Job: Count the lines in the entries below that contain the string "ticks". Give only the number.

Listings of boxed layout items:
- - -
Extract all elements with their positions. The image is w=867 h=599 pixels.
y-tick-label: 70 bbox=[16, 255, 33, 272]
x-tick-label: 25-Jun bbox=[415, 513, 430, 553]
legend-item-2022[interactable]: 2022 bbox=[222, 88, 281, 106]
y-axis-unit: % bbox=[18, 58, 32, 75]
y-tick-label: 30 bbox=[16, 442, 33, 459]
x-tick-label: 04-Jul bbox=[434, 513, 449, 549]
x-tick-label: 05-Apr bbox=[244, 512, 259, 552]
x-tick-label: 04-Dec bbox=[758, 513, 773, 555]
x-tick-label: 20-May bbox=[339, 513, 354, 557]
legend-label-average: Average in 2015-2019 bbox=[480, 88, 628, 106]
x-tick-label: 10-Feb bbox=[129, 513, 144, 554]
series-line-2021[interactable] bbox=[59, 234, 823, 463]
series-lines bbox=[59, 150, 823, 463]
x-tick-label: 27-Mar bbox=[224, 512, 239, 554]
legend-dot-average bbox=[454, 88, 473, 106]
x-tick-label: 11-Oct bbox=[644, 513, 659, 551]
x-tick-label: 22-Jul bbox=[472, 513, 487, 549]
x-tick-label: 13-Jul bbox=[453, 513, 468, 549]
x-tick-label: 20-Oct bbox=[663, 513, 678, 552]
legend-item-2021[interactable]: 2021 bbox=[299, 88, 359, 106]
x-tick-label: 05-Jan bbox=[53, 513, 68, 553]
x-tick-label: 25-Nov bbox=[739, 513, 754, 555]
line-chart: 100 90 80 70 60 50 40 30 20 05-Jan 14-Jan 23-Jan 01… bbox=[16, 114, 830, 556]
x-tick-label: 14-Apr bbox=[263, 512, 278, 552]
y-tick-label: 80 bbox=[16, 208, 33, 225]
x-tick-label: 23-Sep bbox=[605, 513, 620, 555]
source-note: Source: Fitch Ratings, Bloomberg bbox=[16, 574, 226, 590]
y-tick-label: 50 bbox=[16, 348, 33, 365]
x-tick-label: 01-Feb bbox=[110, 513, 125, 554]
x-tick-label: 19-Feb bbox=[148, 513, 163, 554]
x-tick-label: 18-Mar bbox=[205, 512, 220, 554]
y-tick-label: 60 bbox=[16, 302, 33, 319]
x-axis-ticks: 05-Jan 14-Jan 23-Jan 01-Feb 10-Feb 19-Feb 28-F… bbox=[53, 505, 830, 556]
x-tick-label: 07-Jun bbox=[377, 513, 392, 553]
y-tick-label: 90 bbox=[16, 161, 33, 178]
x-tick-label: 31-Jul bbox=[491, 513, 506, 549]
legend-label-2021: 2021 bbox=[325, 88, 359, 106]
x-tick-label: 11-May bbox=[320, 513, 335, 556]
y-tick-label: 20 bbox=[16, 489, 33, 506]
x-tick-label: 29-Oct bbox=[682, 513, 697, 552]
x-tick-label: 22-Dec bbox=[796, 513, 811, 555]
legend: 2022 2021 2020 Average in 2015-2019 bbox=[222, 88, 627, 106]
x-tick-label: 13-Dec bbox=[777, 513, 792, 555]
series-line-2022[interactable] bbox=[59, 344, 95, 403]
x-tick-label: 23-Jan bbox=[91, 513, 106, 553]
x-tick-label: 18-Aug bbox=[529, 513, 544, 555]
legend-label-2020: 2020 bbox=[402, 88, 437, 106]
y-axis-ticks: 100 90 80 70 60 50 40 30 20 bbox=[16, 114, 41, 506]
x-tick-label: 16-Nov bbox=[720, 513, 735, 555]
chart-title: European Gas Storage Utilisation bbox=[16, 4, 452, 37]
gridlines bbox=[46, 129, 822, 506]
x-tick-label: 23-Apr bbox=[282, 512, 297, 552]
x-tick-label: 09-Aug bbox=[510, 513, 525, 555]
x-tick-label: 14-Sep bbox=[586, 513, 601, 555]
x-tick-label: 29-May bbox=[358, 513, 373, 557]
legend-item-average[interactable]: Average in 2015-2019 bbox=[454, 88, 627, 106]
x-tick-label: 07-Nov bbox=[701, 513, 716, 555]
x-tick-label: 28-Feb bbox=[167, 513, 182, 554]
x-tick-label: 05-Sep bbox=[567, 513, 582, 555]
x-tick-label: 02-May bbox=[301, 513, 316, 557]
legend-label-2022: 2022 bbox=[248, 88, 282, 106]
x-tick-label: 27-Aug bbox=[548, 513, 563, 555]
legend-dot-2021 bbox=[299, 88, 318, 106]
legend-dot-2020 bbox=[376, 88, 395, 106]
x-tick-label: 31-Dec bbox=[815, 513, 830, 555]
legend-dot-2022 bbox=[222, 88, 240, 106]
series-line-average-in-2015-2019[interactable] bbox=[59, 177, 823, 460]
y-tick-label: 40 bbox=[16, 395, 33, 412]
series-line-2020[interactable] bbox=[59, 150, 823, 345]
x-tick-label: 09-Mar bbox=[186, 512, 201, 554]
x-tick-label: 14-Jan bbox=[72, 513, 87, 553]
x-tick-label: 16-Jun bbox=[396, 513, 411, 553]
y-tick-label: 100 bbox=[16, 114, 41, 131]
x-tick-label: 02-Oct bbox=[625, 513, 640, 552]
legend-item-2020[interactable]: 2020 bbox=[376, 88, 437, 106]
- - -
Exercise response: 2